### WRITTEN INSTRUCTION
Please copy out the entire listing below, renaming "Output format" to "Response format" wherever it occurs and changing nothing else. Leave out the pictures.

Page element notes
BEGIN
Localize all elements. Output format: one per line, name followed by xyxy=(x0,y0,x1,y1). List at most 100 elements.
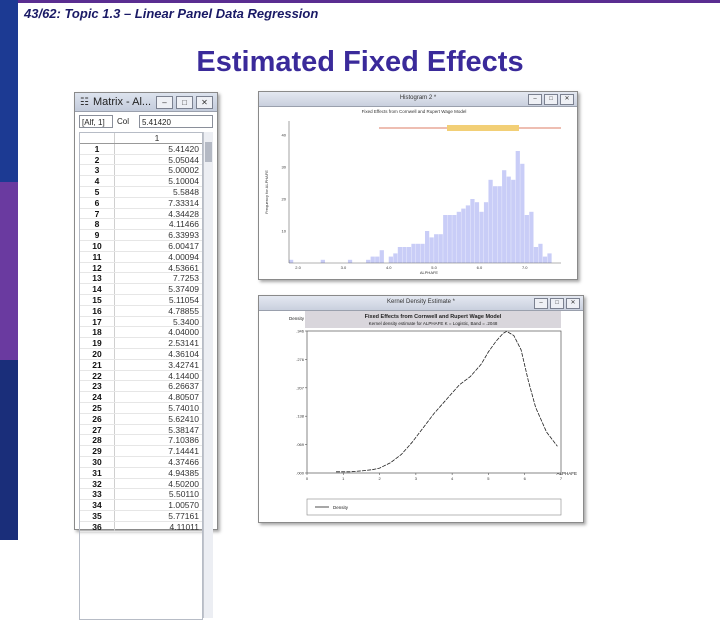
maximize-button[interactable]: □ xyxy=(544,94,558,105)
cell-reference-field[interactable]: [Alf, 1] xyxy=(79,115,113,128)
row-value[interactable]: 6.33993 xyxy=(168,230,199,241)
row-value[interactable]: 3.42741 xyxy=(168,359,199,370)
row-value[interactable]: 4.78855 xyxy=(168,305,199,316)
row-index: 4 xyxy=(80,176,115,186)
table-row[interactable]: 11 4.00094 xyxy=(80,251,202,263)
row-value[interactable]: 5.41420 xyxy=(168,143,199,154)
minimize-button[interactable]: – xyxy=(156,96,173,109)
table-row[interactable]: 15 5.11054 xyxy=(80,294,202,306)
row-value[interactable]: 4.00094 xyxy=(168,251,199,262)
scrollbar-thumb[interactable] xyxy=(205,142,212,162)
row-value[interactable]: 2.53141 xyxy=(168,338,199,349)
table-row[interactable]: 18 4.04000 xyxy=(80,327,202,339)
table-row[interactable]: 16 4.78855 xyxy=(80,305,202,317)
row-value[interactable]: 4.36104 xyxy=(168,348,199,359)
row-value[interactable]: 5.74010 xyxy=(168,402,199,413)
histogram-bar xyxy=(388,256,393,263)
table-row[interactable]: 35 5.77161 xyxy=(80,510,202,522)
table-row[interactable]: 8 4.11466 xyxy=(80,219,202,231)
row-value[interactable]: 5.10004 xyxy=(168,176,199,187)
table-row[interactable]: 21 3.42741 xyxy=(80,359,202,371)
kernel-titlebar[interactable]: Kernel Density Estimate * – □ ✕ xyxy=(259,296,583,311)
table-row[interactable]: 29 7.14441 xyxy=(80,446,202,457)
row-value[interactable]: 5.5848 xyxy=(173,186,199,197)
maximize-button[interactable]: □ xyxy=(176,96,193,109)
table-row[interactable]: 1 5.41420 xyxy=(80,143,202,155)
row-value[interactable]: 4.50200 xyxy=(168,478,199,489)
row-value[interactable]: 4.14400 xyxy=(168,370,199,381)
row-value[interactable]: 7.10386 xyxy=(168,435,199,446)
table-row[interactable]: 25 5.74010 xyxy=(80,402,202,414)
table-row[interactable]: 28 7.10386 xyxy=(80,435,202,447)
table-row[interactable]: 31 4.94385 xyxy=(80,467,202,479)
row-value[interactable]: 4.94385 xyxy=(168,467,199,478)
row-value[interactable]: 4.53661 xyxy=(168,262,199,273)
table-row[interactable]: 26 5.62410 xyxy=(80,413,202,425)
kde-y-tick: .346 xyxy=(296,329,305,334)
row-value[interactable]: 7.7253 xyxy=(173,273,199,284)
table-row[interactable]: 3 5.00002 xyxy=(80,165,202,177)
maximize-button[interactable]: □ xyxy=(550,298,564,309)
close-button[interactable]: ✕ xyxy=(560,94,574,105)
table-row[interactable]: 27 5.38147 xyxy=(80,424,202,436)
row-index: 17 xyxy=(80,316,115,327)
row-value[interactable]: 5.50110 xyxy=(168,489,199,500)
row-value[interactable]: 5.11054 xyxy=(168,294,199,305)
row-value[interactable]: 4.11011 xyxy=(169,521,199,532)
matrix-grid[interactable]: 1 1 5.41420 2 5.05044 3 5.00002 4 5.10004 5 5.584… xyxy=(79,132,203,620)
table-row[interactable]: 22 4.14400 xyxy=(80,370,202,382)
row-value[interactable]: 5.38147 xyxy=(168,424,199,435)
table-row[interactable]: 23 6.26637 xyxy=(80,381,202,393)
row-value[interactable]: 5.77161 xyxy=(168,510,199,521)
histogram-x-tick: 6.0 xyxy=(477,265,483,270)
row-value[interactable]: 4.04000 xyxy=(168,327,199,338)
row-value[interactable]: 5.00002 xyxy=(168,165,199,176)
column-header[interactable]: 1 xyxy=(154,133,160,143)
histogram-titlebar[interactable]: Histogram 2 * – □ ✕ xyxy=(259,92,577,107)
row-value[interactable]: 1.00570 xyxy=(168,500,199,511)
table-row[interactable]: 30 4.37466 xyxy=(80,456,202,468)
row-value[interactable]: 6.26637 xyxy=(168,381,199,392)
matrix-titlebar[interactable]: ☷ Matrix - Al... – □ ✕ xyxy=(75,93,217,112)
table-row[interactable]: 19 2.53141 xyxy=(80,338,202,349)
table-row[interactable]: 34 1.00570 xyxy=(80,500,202,511)
table-row[interactable]: 12 4.53661 xyxy=(80,262,202,274)
row-value[interactable]: 4.11466 xyxy=(168,219,199,230)
table-row[interactable]: 9 6.33993 xyxy=(80,230,202,241)
table-row[interactable]: 32 4.50200 xyxy=(80,478,202,490)
row-value[interactable]: 4.34428 xyxy=(168,208,199,219)
table-row[interactable]: 5 5.5848 xyxy=(80,186,202,198)
row-value[interactable]: 4.37466 xyxy=(168,456,199,467)
table-row[interactable]: 10 6.00417 xyxy=(80,240,202,252)
close-button[interactable]: ✕ xyxy=(196,96,213,109)
histogram-x-tick: 4.0 xyxy=(386,265,392,270)
table-row[interactable]: 17 5.3400 xyxy=(80,316,202,328)
row-index: 7 xyxy=(80,208,115,219)
table-row[interactable]: 2 5.05044 xyxy=(80,154,202,166)
table-row[interactable]: 33 5.50110 xyxy=(80,489,202,501)
close-button[interactable]: ✕ xyxy=(566,298,580,309)
row-value[interactable]: 5.3400 xyxy=(173,316,199,327)
table-row[interactable]: 20 4.36104 xyxy=(80,348,202,360)
minimize-button[interactable]: – xyxy=(534,298,548,309)
table-row[interactable]: 13 7.7253 xyxy=(80,273,202,285)
row-value[interactable]: 7.14441 xyxy=(168,446,199,457)
row-value[interactable]: 7.33314 xyxy=(168,197,199,208)
row-value[interactable]: 5.37409 xyxy=(168,284,199,295)
table-row[interactable]: 4 5.10004 xyxy=(80,176,202,187)
table-row[interactable]: 14 5.37409 xyxy=(80,284,202,295)
vertical-scrollbar[interactable] xyxy=(203,132,213,618)
row-index: 24 xyxy=(80,392,115,402)
row-value[interactable]: 5.62410 xyxy=(168,413,199,424)
row-value[interactable]: 5.05044 xyxy=(168,154,199,165)
row-value[interactable]: 6.00417 xyxy=(168,240,199,251)
table-row[interactable]: 24 4.80507 xyxy=(80,392,202,403)
table-row[interactable]: 6 7.33314 xyxy=(80,197,202,209)
row-value[interactable]: 4.80507 xyxy=(168,392,199,403)
row-index: 8 xyxy=(80,219,115,229)
cell-value-field[interactable]: 5.41420 xyxy=(139,115,213,128)
table-row[interactable]: 7 4.34428 xyxy=(80,208,202,220)
table-row[interactable]: 36 4.11011 xyxy=(80,521,202,533)
histogram-bar xyxy=(456,211,461,263)
minimize-button[interactable]: – xyxy=(528,94,542,105)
END
### THE COMPLETED TASK
Localize all elements. Response format: one per line, name followed by xyxy=(x0,y0,x1,y1). List at most 100 elements.
maximize-button[interactable]: □ xyxy=(544,94,558,105)
cell-reference-field[interactable]: [Alf, 1] xyxy=(79,115,113,128)
row-value[interactable]: 6.33993 xyxy=(168,230,199,241)
row-value[interactable]: 3.42741 xyxy=(168,359,199,370)
row-value[interactable]: 4.78855 xyxy=(168,305,199,316)
row-index: 4 xyxy=(80,176,115,186)
table-row[interactable]: 11 4.00094 xyxy=(80,251,202,263)
row-value[interactable]: 5.41420 xyxy=(168,143,199,154)
minimize-button[interactable]: – xyxy=(156,96,173,109)
table-row[interactable]: 15 5.11054 xyxy=(80,294,202,306)
row-value[interactable]: 4.00094 xyxy=(168,251,199,262)
scrollbar-thumb[interactable] xyxy=(205,142,212,162)
row-value[interactable]: 2.53141 xyxy=(168,338,199,349)
table-row[interactable]: 18 4.04000 xyxy=(80,327,202,339)
table-row[interactable]: 16 4.78855 xyxy=(80,305,202,317)
row-value[interactable]: 4.36104 xyxy=(168,348,199,359)
row-value[interactable]: 5.74010 xyxy=(168,402,199,413)
histogram-bar xyxy=(388,256,393,263)
table-row[interactable]: 35 5.77161 xyxy=(80,510,202,522)
table-row[interactable]: 8 4.11466 xyxy=(80,219,202,231)
row-value[interactable]: 5.10004 xyxy=(168,176,199,187)
table-row[interactable]: 21 3.42741 xyxy=(80,359,202,371)
kernel-titlebar[interactable]: Kernel Density Estimate * – □ ✕ xyxy=(259,296,583,311)
table-row[interactable]: 29 7.14441 xyxy=(80,446,202,457)
row-value[interactable]: 5.5848 xyxy=(173,186,199,197)
maximize-button[interactable]: □ xyxy=(176,96,193,109)
table-row[interactable]: 1 5.41420 xyxy=(80,143,202,155)
row-value[interactable]: 4.50200 xyxy=(168,478,199,489)
row-value[interactable]: 4.14400 xyxy=(168,370,199,381)
row-value[interactable]: 7.10386 xyxy=(168,435,199,446)
table-row[interactable]: 25 5.74010 xyxy=(80,402,202,414)
table-row[interactable]: 28 7.10386 xyxy=(80,435,202,447)
table-row[interactable]: 31 4.94385 xyxy=(80,467,202,479)
row-value[interactable]: 4.94385 xyxy=(168,467,199,478)
row-value[interactable]: 4.53661 xyxy=(168,262,199,273)
table-row[interactable]: 26 5.62410 xyxy=(80,413,202,425)
kde-y-tick: .346 xyxy=(296,329,305,334)
row-value[interactable]: 7.7253 xyxy=(173,273,199,284)
table-row[interactable]: 3 5.00002 xyxy=(80,165,202,177)
maximize-button[interactable]: □ xyxy=(550,298,564,309)
close-button[interactable]: ✕ xyxy=(560,94,574,105)
table-row[interactable]: 27 5.38147 xyxy=(80,424,202,436)
row-index: 17 xyxy=(80,316,115,327)
row-value[interactable]: 5.50110 xyxy=(168,489,199,500)
row-value[interactable]: 5.11054 xyxy=(168,294,199,305)
row-value[interactable]: 4.11011 xyxy=(169,521,199,532)
matrix-grid[interactable]: 1 1 5.41420 2 5.05044 3 5.00002 4 5.10004 5 5.584… xyxy=(79,132,203,620)
table-row[interactable]: 22 4.14400 xyxy=(80,370,202,382)
row-value[interactable]: 5.38147 xyxy=(168,424,199,435)
table-row[interactable]: 23 6.26637 xyxy=(80,381,202,393)
row-value[interactable]: 5.77161 xyxy=(168,510,199,521)
histogram-x-tick: 6.0 xyxy=(477,265,483,270)
row-value[interactable]: 4.04000 xyxy=(168,327,199,338)
row-value[interactable]: 5.00002 xyxy=(168,165,199,176)
column-header[interactable]: 1 xyxy=(154,133,160,143)
histogram-titlebar[interactable]: Histogram 2 * – □ ✕ xyxy=(259,92,577,107)
row-value[interactable]: 1.00570 xyxy=(168,500,199,511)
table-row[interactable]: 30 4.37466 xyxy=(80,456,202,468)
row-value[interactable]: 6.26637 xyxy=(168,381,199,392)
matrix-titlebar[interactable]: ☷ Matrix - Al... – □ ✕ xyxy=(75,93,217,112)
table-row[interactable]: 19 2.53141 xyxy=(80,338,202,349)
table-row[interactable]: 34 1.00570 xyxy=(80,500,202,511)
table-row[interactable]: 12 4.53661 xyxy=(80,262,202,274)
row-value[interactable]: 4.11466 xyxy=(168,219,199,230)
table-row[interactable]: 9 6.33993 xyxy=(80,230,202,241)
table-row[interactable]: 32 4.50200 xyxy=(80,478,202,490)
row-value[interactable]: 4.34428 xyxy=(168,208,199,219)
table-row[interactable]: 5 5.5848 xyxy=(80,186,202,198)
row-value[interactable]: 4.37466 xyxy=(168,456,199,467)
table-row[interactable]: 10 6.00417 xyxy=(80,240,202,252)
close-button[interactable]: ✕ xyxy=(196,96,213,109)
histogram-x-tick: 4.0 xyxy=(386,265,392,270)
table-row[interactable]: 17 5.3400 xyxy=(80,316,202,328)
row-index: 7 xyxy=(80,208,115,219)
table-row[interactable]: 2 5.05044 xyxy=(80,154,202,166)
table-row[interactable]: 33 5.50110 xyxy=(80,489,202,501)
close-button[interactable]: ✕ xyxy=(566,298,580,309)
row-value[interactable]: 5.3400 xyxy=(173,316,199,327)
table-row[interactable]: 20 4.36104 xyxy=(80,348,202,360)
minimize-button[interactable]: – xyxy=(534,298,548,309)
table-row[interactable]: 13 7.7253 xyxy=(80,273,202,285)
row-value[interactable]: 7.14441 xyxy=(168,446,199,457)
row-value[interactable]: 7.33314 xyxy=(168,197,199,208)
row-value[interactable]: 5.37409 xyxy=(168,284,199,295)
table-row[interactable]: 4 5.10004 xyxy=(80,176,202,187)
table-row[interactable]: 14 5.37409 xyxy=(80,284,202,295)
vertical-scrollbar[interactable] xyxy=(203,132,213,618)
row-index: 24 xyxy=(80,392,115,402)
row-value[interactable]: 5.62410 xyxy=(168,413,199,424)
row-value[interactable]: 5.05044 xyxy=(168,154,199,165)
row-value[interactable]: 6.00417 xyxy=(168,240,199,251)
table-row[interactable]: 24 4.80507 xyxy=(80,392,202,403)
table-row[interactable]: 6 7.33314 xyxy=(80,197,202,209)
row-value[interactable]: 4.80507 xyxy=(168,392,199,403)
row-index: 8 xyxy=(80,219,115,229)
cell-value-field[interactable]: 5.41420 xyxy=(139,115,213,128)
table-row[interactable]: 7 4.34428 xyxy=(80,208,202,220)
table-row[interactable]: 36 4.11011 xyxy=(80,521,202,533)
histogram-bar xyxy=(456,211,461,263)
minimize-button[interactable]: – xyxy=(528,94,542,105)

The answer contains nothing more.